**Short problem:**
From the listing, collect all lines containing the word "color".

===== Dataset entries

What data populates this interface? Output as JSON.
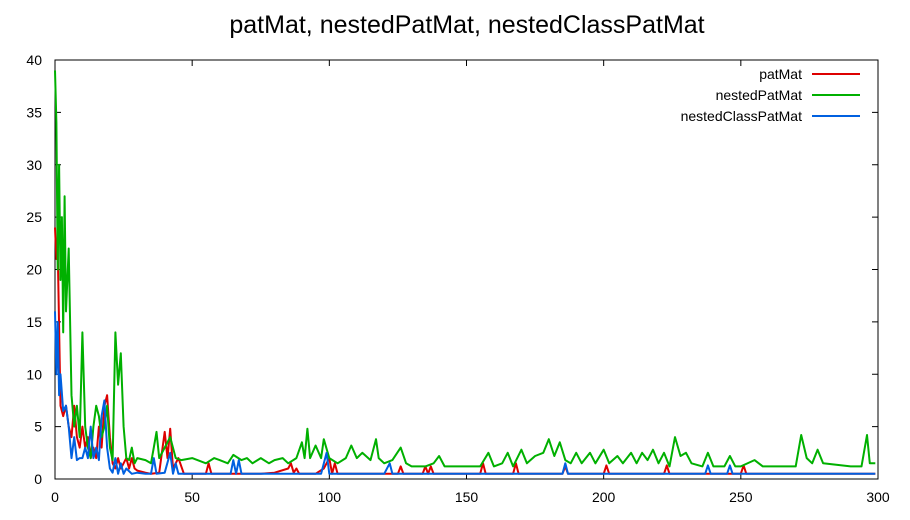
{
  "chart_data": {
    "type": "line",
    "title": "patMat, nestedPatMat, nestedClassPatMat",
    "xlabel": "",
    "ylabel": "",
    "xlim": [
      0,
      300
    ],
    "ylim": [
      0,
      40
    ],
    "xticks": [
      0,
      50,
      100,
      150,
      200,
      250,
      300
    ],
    "yticks": [
      0,
      5,
      10,
      15,
      20,
      25,
      30,
      35,
      40
    ],
    "grid": false,
    "legend_position": "top-right",
    "series": [
      {
        "name": "patMat",
        "color": "#dd0000",
        "points": [
          [
            0,
            24
          ],
          [
            0.5,
            21
          ],
          [
            1,
            22
          ],
          [
            2,
            7
          ],
          [
            3,
            6
          ],
          [
            4,
            7
          ],
          [
            5,
            5
          ],
          [
            6,
            4
          ],
          [
            7,
            7
          ],
          [
            8,
            4
          ],
          [
            9,
            3
          ],
          [
            10,
            5
          ],
          [
            11,
            3
          ],
          [
            12,
            4
          ],
          [
            13,
            2
          ],
          [
            14,
            3
          ],
          [
            15,
            2
          ],
          [
            16,
            5
          ],
          [
            17,
            3
          ],
          [
            18,
            7
          ],
          [
            19,
            8
          ],
          [
            20,
            4
          ],
          [
            21,
            1.5
          ],
          [
            22,
            1
          ],
          [
            23,
            2
          ],
          [
            24,
            1
          ],
          [
            25,
            1.5
          ],
          [
            26,
            2
          ],
          [
            27,
            1
          ],
          [
            28,
            2
          ],
          [
            29,
            1
          ],
          [
            30,
            0.8
          ],
          [
            33,
            0.6
          ],
          [
            35,
            0.5
          ],
          [
            38,
            0.6
          ],
          [
            40,
            4.5
          ],
          [
            41,
            2
          ],
          [
            42,
            4.8
          ],
          [
            43,
            1
          ],
          [
            45,
            2
          ],
          [
            47,
            0.5
          ],
          [
            55,
            0.5
          ],
          [
            56,
            1.5
          ],
          [
            57,
            0.5
          ],
          [
            70,
            0.5
          ],
          [
            75,
            0.5
          ],
          [
            80,
            0.6
          ],
          [
            85,
            1
          ],
          [
            86,
            1.5
          ],
          [
            87,
            0.6
          ],
          [
            88,
            1
          ],
          [
            89,
            0.5
          ],
          [
            95,
            0.5
          ],
          [
            98,
            1
          ],
          [
            100,
            2
          ],
          [
            101,
            0.5
          ],
          [
            102,
            1.5
          ],
          [
            103,
            0.5
          ],
          [
            110,
            0.5
          ],
          [
            125,
            0.5
          ],
          [
            126,
            1.2
          ],
          [
            127,
            0.5
          ],
          [
            134,
            0.5
          ],
          [
            135,
            1.2
          ],
          [
            136,
            0.5
          ],
          [
            137,
            1.2
          ],
          [
            138,
            0.5
          ],
          [
            155,
            0.5
          ],
          [
            156,
            1.5
          ],
          [
            157,
            0.5
          ],
          [
            167,
            0.5
          ],
          [
            168,
            1.5
          ],
          [
            169,
            0.5
          ],
          [
            185,
            0.5
          ],
          [
            186,
            1.2
          ],
          [
            187,
            0.5
          ],
          [
            200,
            0.5
          ],
          [
            201,
            1.3
          ],
          [
            202,
            0.5
          ],
          [
            222,
            0.5
          ],
          [
            223,
            1.3
          ],
          [
            224,
            0.5
          ],
          [
            240,
            0.5
          ],
          [
            250,
            0.5
          ],
          [
            251,
            1.3
          ],
          [
            252,
            0.5
          ],
          [
            299,
            0.5
          ]
        ]
      },
      {
        "name": "nestedPatMat",
        "color": "#00b000",
        "points": [
          [
            0,
            39
          ],
          [
            0.5,
            34
          ],
          [
            1,
            20
          ],
          [
            1.5,
            30
          ],
          [
            2,
            19
          ],
          [
            2.5,
            25
          ],
          [
            3,
            14
          ],
          [
            3.5,
            27
          ],
          [
            4,
            16
          ],
          [
            5,
            22
          ],
          [
            6,
            8
          ],
          [
            7,
            5
          ],
          [
            8,
            7
          ],
          [
            9,
            4
          ],
          [
            10,
            14
          ],
          [
            11,
            5
          ],
          [
            12,
            3
          ],
          [
            13,
            2
          ],
          [
            14,
            5
          ],
          [
            15,
            7
          ],
          [
            16,
            6
          ],
          [
            17,
            4
          ],
          [
            18,
            5
          ],
          [
            19,
            7
          ],
          [
            20,
            3
          ],
          [
            21,
            1.8
          ],
          [
            22,
            14
          ],
          [
            23,
            9
          ],
          [
            24,
            12
          ],
          [
            25,
            5
          ],
          [
            26,
            2
          ],
          [
            27,
            1.8
          ],
          [
            28,
            3
          ],
          [
            29,
            1.5
          ],
          [
            30,
            2
          ],
          [
            33,
            1.8
          ],
          [
            35,
            1.5
          ],
          [
            36,
            3
          ],
          [
            37,
            4.5
          ],
          [
            38,
            2
          ],
          [
            40,
            3
          ],
          [
            42,
            4
          ],
          [
            44,
            2
          ],
          [
            46,
            1.8
          ],
          [
            50,
            2
          ],
          [
            55,
            1.5
          ],
          [
            58,
            2
          ],
          [
            60,
            1.8
          ],
          [
            63,
            1.5
          ],
          [
            65,
            2.3
          ],
          [
            68,
            1.8
          ],
          [
            70,
            2
          ],
          [
            72,
            1.5
          ],
          [
            75,
            2
          ],
          [
            78,
            1.5
          ],
          [
            80,
            1.8
          ],
          [
            83,
            2
          ],
          [
            85,
            1.5
          ],
          [
            88,
            2
          ],
          [
            90,
            3.5
          ],
          [
            91,
            2
          ],
          [
            92,
            4.8
          ],
          [
            93,
            2
          ],
          [
            95,
            3.2
          ],
          [
            97,
            2
          ],
          [
            98,
            3.8
          ],
          [
            100,
            2
          ],
          [
            103,
            1.5
          ],
          [
            106,
            2
          ],
          [
            108,
            3.2
          ],
          [
            110,
            2
          ],
          [
            112,
            2.5
          ],
          [
            115,
            1.8
          ],
          [
            117,
            3.8
          ],
          [
            118,
            2
          ],
          [
            120,
            1.5
          ],
          [
            123,
            1.8
          ],
          [
            126,
            3
          ],
          [
            128,
            1.5
          ],
          [
            130,
            1.2
          ],
          [
            135,
            1.2
          ],
          [
            138,
            1.5
          ],
          [
            140,
            2.2
          ],
          [
            142,
            1.2
          ],
          [
            145,
            1.2
          ],
          [
            150,
            1.2
          ],
          [
            155,
            1.2
          ],
          [
            158,
            2.5
          ],
          [
            160,
            1.2
          ],
          [
            163,
            1.5
          ],
          [
            165,
            2.5
          ],
          [
            167,
            1.2
          ],
          [
            170,
            2.8
          ],
          [
            172,
            1.5
          ],
          [
            175,
            2.2
          ],
          [
            178,
            2.5
          ],
          [
            180,
            3.8
          ],
          [
            182,
            2.2
          ],
          [
            184,
            3.5
          ],
          [
            186,
            1.8
          ],
          [
            188,
            1.5
          ],
          [
            190,
            2.5
          ],
          [
            192,
            1.5
          ],
          [
            195,
            2.5
          ],
          [
            197,
            1.5
          ],
          [
            200,
            2.8
          ],
          [
            202,
            1.5
          ],
          [
            205,
            2.2
          ],
          [
            207,
            1.5
          ],
          [
            210,
            2.5
          ],
          [
            212,
            1.5
          ],
          [
            214,
            2.5
          ],
          [
            216,
            1.8
          ],
          [
            218,
            2.8
          ],
          [
            220,
            1.5
          ],
          [
            222,
            2.5
          ],
          [
            224,
            1.2
          ],
          [
            226,
            4
          ],
          [
            228,
            2.2
          ],
          [
            230,
            2.5
          ],
          [
            232,
            1.5
          ],
          [
            236,
            1.2
          ],
          [
            238,
            2.5
          ],
          [
            240,
            1.2
          ],
          [
            244,
            1.2
          ],
          [
            246,
            2.2
          ],
          [
            248,
            1.2
          ],
          [
            250,
            1.2
          ],
          [
            255,
            1.8
          ],
          [
            258,
            1.2
          ],
          [
            270,
            1.2
          ],
          [
            272,
            4.2
          ],
          [
            274,
            2
          ],
          [
            276,
            1.5
          ],
          [
            278,
            2.8
          ],
          [
            280,
            1.5
          ],
          [
            290,
            1.2
          ],
          [
            294,
            1.2
          ],
          [
            296,
            4.2
          ],
          [
            297,
            1.5
          ],
          [
            299,
            1.5
          ]
        ]
      },
      {
        "name": "nestedClassPatMat",
        "color": "#0060e0",
        "points": [
          [
            0,
            16
          ],
          [
            0.5,
            10
          ],
          [
            1,
            15
          ],
          [
            1.5,
            8
          ],
          [
            2,
            10
          ],
          [
            3,
            6.5
          ],
          [
            4,
            7
          ],
          [
            5,
            5
          ],
          [
            6,
            2
          ],
          [
            7,
            4
          ],
          [
            8,
            1.8
          ],
          [
            9,
            2
          ],
          [
            10,
            2
          ],
          [
            11,
            3
          ],
          [
            12,
            2
          ],
          [
            13,
            5
          ],
          [
            14,
            2
          ],
          [
            15,
            3
          ],
          [
            16,
            1.8
          ],
          [
            17,
            6
          ],
          [
            18,
            7.5
          ],
          [
            19,
            3
          ],
          [
            20,
            1
          ],
          [
            21,
            0.6
          ],
          [
            22,
            2
          ],
          [
            23,
            0.5
          ],
          [
            24,
            1.5
          ],
          [
            25,
            0.5
          ],
          [
            26,
            1
          ],
          [
            28,
            0.5
          ],
          [
            30,
            0.6
          ],
          [
            33,
            0.5
          ],
          [
            35,
            0.5
          ],
          [
            36,
            2
          ],
          [
            37,
            0.5
          ],
          [
            40,
            0.6
          ],
          [
            42,
            2.5
          ],
          [
            43,
            0.5
          ],
          [
            44,
            1.5
          ],
          [
            45,
            0.5
          ],
          [
            50,
            0.5
          ],
          [
            60,
            0.5
          ],
          [
            64,
            0.5
          ],
          [
            65,
            1.8
          ],
          [
            66,
            0.5
          ],
          [
            67,
            1.8
          ],
          [
            68,
            0.5
          ],
          [
            75,
            0.5
          ],
          [
            80,
            0.5
          ],
          [
            90,
            0.5
          ],
          [
            95,
            0.5
          ],
          [
            97,
            0.5
          ],
          [
            99,
            2.5
          ],
          [
            100,
            0.5
          ],
          [
            110,
            0.5
          ],
          [
            120,
            0.5
          ],
          [
            122,
            1.5
          ],
          [
            123,
            0.5
          ],
          [
            130,
            0.5
          ],
          [
            140,
            0.5
          ],
          [
            150,
            0.5
          ],
          [
            160,
            0.5
          ],
          [
            170,
            0.5
          ],
          [
            180,
            0.5
          ],
          [
            185,
            0.5
          ],
          [
            186,
            1.5
          ],
          [
            187,
            0.5
          ],
          [
            200,
            0.5
          ],
          [
            210,
            0.5
          ],
          [
            220,
            0.5
          ],
          [
            230,
            0.5
          ],
          [
            237,
            0.5
          ],
          [
            238,
            1.3
          ],
          [
            239,
            0.5
          ],
          [
            245,
            0.5
          ],
          [
            246,
            1.3
          ],
          [
            247,
            0.5
          ],
          [
            260,
            0.5
          ],
          [
            270,
            0.5
          ],
          [
            280,
            0.5
          ],
          [
            290,
            0.5
          ],
          [
            299,
            0.5
          ]
        ]
      }
    ]
  }
}
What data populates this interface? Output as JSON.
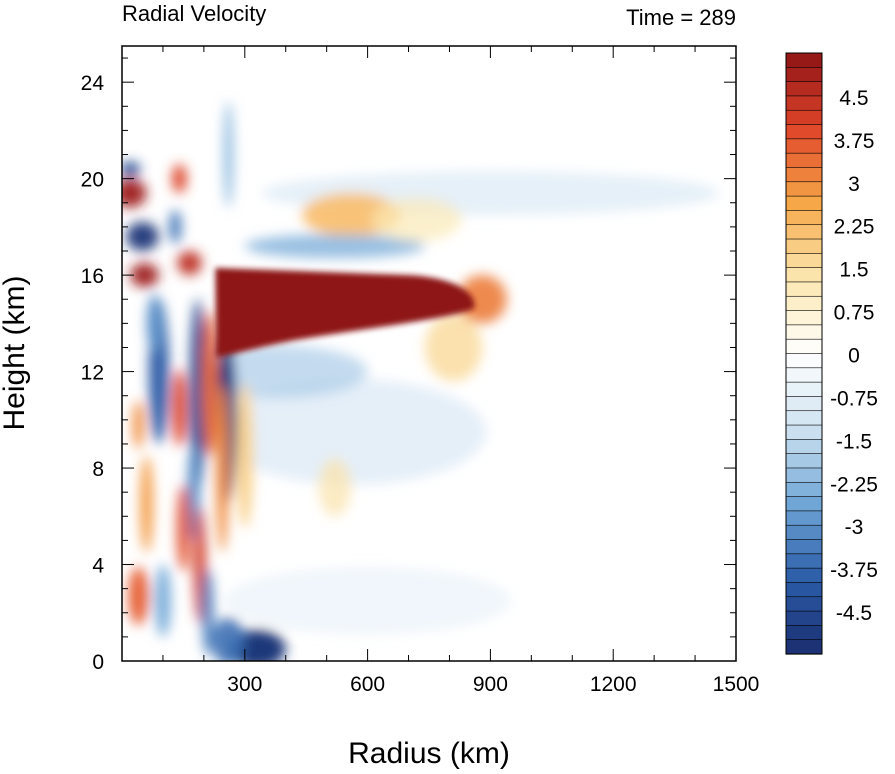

==========

**Finished task:**
        "color": "#dd0000",
        "color": "#00b000",
        "color": "#0060e0",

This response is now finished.